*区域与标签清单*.

+++++

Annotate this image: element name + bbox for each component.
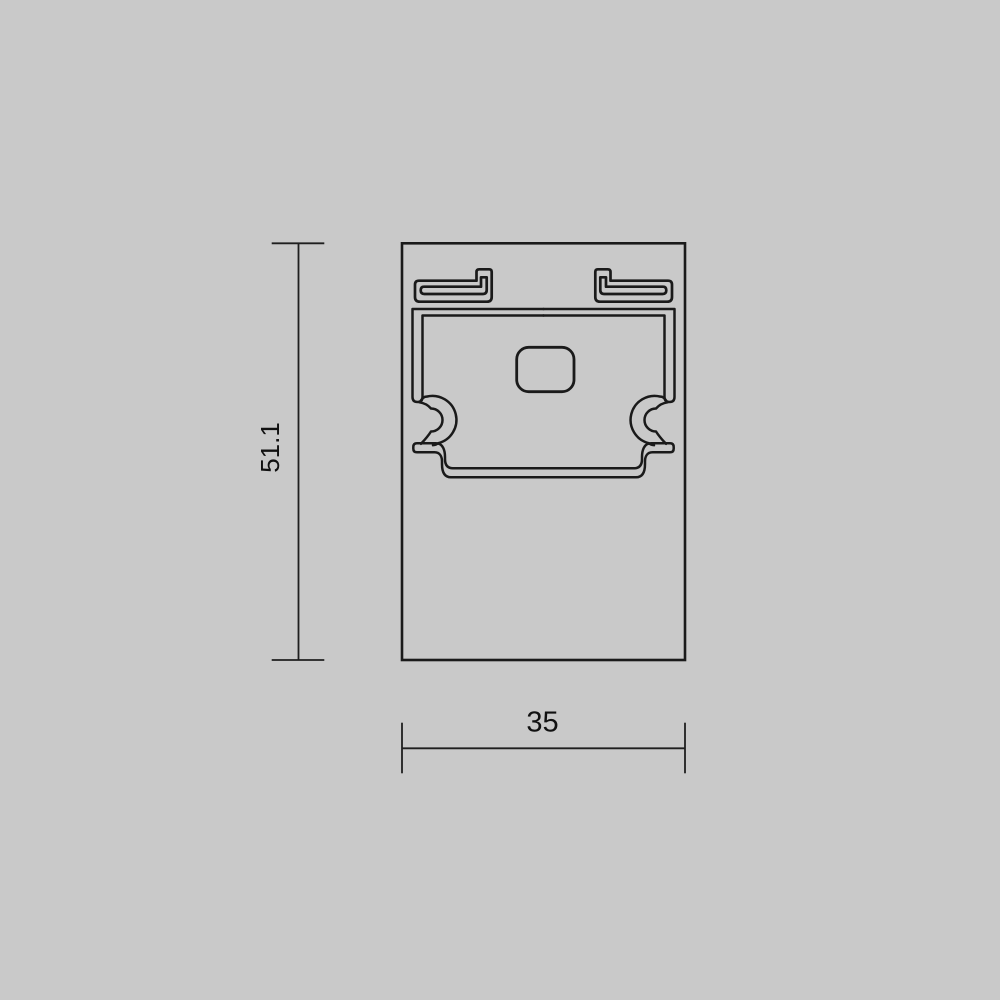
- dimension-width-label: 35: [526, 707, 558, 739]
- channel-left-half: [413, 309, 544, 477]
- mounting-clip-right: [595, 269, 672, 301]
- technical-drawing-canvas: 51.1 35: [0, 0, 1000, 1000]
- screw-boss-inner-arc: [420, 402, 443, 444]
- channel-right-half: [544, 309, 675, 477]
- central-cable-opening: [517, 347, 574, 391]
- mounting-clip-left: [415, 269, 492, 301]
- profile-cross-section-drawing: 51.1 35: [0, 0, 1000, 1000]
- dimension-height: 51.1: [255, 243, 324, 660]
- led-tray-and-arm: [413, 443, 543, 477]
- top-plate-and-side-wall: [413, 309, 544, 402]
- dimension-height-label: 51.1: [255, 422, 285, 473]
- dimension-width: 35: [402, 707, 685, 774]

+++++

*练习要求*.
把上面所有记录一字不差地照抄下来，图片略去不写。

*作答内容*.
Annotate this image: element name + bbox for each component.
- dimension-width-label: 35: [526, 707, 558, 739]
- channel-left-half: [413, 309, 544, 477]
- mounting-clip-right: [595, 269, 672, 301]
- technical-drawing-canvas: 51.1 35: [0, 0, 1000, 1000]
- screw-boss-inner-arc: [420, 402, 443, 444]
- channel-right-half: [544, 309, 675, 477]
- central-cable-opening: [517, 347, 574, 391]
- mounting-clip-left: [415, 269, 492, 301]
- profile-cross-section-drawing: 51.1 35: [0, 0, 1000, 1000]
- dimension-height: 51.1: [255, 243, 324, 660]
- led-tray-and-arm: [413, 443, 543, 477]
- top-plate-and-side-wall: [413, 309, 544, 402]
- dimension-height-label: 51.1: [255, 422, 285, 473]
- dimension-width: 35: [402, 707, 685, 774]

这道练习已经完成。